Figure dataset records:
-=-=-

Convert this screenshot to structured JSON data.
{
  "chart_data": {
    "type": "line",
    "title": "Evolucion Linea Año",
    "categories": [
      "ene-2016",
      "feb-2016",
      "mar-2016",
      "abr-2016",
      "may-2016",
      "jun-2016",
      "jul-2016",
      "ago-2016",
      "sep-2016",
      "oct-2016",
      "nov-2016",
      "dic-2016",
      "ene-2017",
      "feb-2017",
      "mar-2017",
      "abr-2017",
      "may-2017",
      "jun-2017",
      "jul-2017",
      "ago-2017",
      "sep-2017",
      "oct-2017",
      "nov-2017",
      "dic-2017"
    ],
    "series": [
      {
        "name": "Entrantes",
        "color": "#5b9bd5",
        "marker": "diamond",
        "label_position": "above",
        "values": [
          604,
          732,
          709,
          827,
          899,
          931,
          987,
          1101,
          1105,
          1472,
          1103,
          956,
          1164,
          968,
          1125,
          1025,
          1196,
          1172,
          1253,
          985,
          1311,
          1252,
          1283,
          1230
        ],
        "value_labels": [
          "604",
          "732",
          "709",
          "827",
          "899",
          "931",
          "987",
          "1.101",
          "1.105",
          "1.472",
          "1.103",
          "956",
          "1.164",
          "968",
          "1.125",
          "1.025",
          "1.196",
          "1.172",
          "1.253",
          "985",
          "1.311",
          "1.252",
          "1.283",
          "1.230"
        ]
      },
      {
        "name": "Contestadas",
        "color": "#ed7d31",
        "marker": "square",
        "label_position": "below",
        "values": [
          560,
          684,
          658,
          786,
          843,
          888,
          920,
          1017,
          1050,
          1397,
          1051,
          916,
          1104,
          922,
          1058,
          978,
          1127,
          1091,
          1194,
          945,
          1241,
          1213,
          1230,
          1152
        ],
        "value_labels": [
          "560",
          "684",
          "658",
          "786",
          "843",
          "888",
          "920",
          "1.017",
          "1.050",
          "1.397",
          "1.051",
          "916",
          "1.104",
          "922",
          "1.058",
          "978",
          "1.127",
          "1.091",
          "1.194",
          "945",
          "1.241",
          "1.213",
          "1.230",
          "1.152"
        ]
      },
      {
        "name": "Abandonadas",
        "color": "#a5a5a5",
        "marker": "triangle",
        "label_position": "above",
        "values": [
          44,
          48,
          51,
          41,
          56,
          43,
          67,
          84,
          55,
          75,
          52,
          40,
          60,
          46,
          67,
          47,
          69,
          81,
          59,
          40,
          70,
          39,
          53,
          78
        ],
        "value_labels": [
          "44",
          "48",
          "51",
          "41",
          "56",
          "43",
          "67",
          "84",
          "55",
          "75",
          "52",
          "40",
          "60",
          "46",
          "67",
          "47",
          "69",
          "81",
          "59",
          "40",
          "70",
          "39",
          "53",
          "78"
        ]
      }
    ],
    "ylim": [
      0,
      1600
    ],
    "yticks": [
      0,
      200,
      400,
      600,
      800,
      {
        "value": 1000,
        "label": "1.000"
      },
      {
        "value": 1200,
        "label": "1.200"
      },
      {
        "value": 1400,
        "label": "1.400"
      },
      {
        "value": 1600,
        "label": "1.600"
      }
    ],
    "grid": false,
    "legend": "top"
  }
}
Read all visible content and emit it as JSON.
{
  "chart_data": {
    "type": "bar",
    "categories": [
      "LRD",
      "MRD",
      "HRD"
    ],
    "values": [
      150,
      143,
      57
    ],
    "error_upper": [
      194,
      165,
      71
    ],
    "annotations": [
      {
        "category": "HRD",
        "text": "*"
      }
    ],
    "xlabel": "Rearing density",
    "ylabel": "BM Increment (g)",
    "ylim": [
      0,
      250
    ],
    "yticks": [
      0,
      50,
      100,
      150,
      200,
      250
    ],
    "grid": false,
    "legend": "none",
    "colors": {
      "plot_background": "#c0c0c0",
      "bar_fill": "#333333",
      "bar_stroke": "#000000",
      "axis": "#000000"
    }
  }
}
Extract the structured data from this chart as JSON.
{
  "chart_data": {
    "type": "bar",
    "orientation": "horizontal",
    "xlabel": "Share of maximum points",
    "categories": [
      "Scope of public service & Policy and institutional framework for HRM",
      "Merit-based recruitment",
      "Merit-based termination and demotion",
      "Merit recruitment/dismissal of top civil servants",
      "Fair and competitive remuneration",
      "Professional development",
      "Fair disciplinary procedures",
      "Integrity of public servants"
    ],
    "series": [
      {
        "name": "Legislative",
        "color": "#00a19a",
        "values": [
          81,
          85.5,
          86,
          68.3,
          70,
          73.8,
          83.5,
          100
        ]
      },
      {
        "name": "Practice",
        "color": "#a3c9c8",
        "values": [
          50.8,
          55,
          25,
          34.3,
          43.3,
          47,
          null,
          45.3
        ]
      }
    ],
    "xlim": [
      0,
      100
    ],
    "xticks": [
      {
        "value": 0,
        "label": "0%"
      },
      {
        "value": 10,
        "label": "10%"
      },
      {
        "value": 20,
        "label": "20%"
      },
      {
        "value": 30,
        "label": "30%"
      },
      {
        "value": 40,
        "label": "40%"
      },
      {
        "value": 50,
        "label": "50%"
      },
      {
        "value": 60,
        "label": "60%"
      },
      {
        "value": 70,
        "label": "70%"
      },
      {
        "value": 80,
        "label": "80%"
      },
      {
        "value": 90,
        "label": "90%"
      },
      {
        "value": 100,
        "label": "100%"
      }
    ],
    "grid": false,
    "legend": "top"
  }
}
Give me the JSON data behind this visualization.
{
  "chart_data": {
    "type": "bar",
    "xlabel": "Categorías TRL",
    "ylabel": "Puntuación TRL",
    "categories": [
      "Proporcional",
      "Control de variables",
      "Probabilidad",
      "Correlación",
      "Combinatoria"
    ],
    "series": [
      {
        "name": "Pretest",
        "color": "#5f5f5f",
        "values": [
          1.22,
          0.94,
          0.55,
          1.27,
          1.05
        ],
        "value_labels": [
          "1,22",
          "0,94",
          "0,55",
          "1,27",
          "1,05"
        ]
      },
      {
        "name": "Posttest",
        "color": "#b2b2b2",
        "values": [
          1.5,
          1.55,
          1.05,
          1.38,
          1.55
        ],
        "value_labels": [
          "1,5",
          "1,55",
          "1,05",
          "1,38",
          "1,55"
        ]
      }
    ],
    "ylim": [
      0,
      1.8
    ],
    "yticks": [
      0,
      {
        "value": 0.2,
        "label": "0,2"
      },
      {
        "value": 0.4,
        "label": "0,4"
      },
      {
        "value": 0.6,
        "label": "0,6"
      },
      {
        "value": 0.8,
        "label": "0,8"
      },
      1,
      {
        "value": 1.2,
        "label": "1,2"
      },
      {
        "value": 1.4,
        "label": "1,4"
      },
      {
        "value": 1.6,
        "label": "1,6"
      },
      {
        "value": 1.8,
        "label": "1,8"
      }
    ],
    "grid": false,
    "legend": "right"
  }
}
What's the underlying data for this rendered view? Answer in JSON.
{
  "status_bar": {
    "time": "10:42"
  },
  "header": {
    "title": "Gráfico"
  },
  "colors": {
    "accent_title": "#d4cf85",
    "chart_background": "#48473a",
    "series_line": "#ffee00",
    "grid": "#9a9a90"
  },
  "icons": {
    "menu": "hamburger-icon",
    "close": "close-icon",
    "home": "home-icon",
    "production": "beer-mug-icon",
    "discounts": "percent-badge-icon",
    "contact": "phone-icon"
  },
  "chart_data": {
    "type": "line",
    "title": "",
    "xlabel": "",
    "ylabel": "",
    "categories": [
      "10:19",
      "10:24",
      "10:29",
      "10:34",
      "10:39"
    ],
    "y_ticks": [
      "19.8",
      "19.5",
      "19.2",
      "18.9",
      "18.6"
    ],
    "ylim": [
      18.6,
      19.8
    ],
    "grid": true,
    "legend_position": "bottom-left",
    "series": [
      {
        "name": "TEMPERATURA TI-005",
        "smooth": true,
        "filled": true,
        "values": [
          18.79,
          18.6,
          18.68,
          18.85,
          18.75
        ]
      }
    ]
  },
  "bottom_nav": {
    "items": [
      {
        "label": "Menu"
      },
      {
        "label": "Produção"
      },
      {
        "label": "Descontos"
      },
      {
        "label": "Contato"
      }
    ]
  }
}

-=-=-

### PROBLEM TO SOLVE
Using the records above, find and show each line with the string "name".

### TASK RESPONSE
        "name": "Entrantes",
        "name": "Contestadas",
        "name": "Abandonadas",
        "name": "Legislative",
        "name": "Practice",
        "name": "Pretest",
        "name": "Posttest",
        "name": "TEMPERATURA TI-005",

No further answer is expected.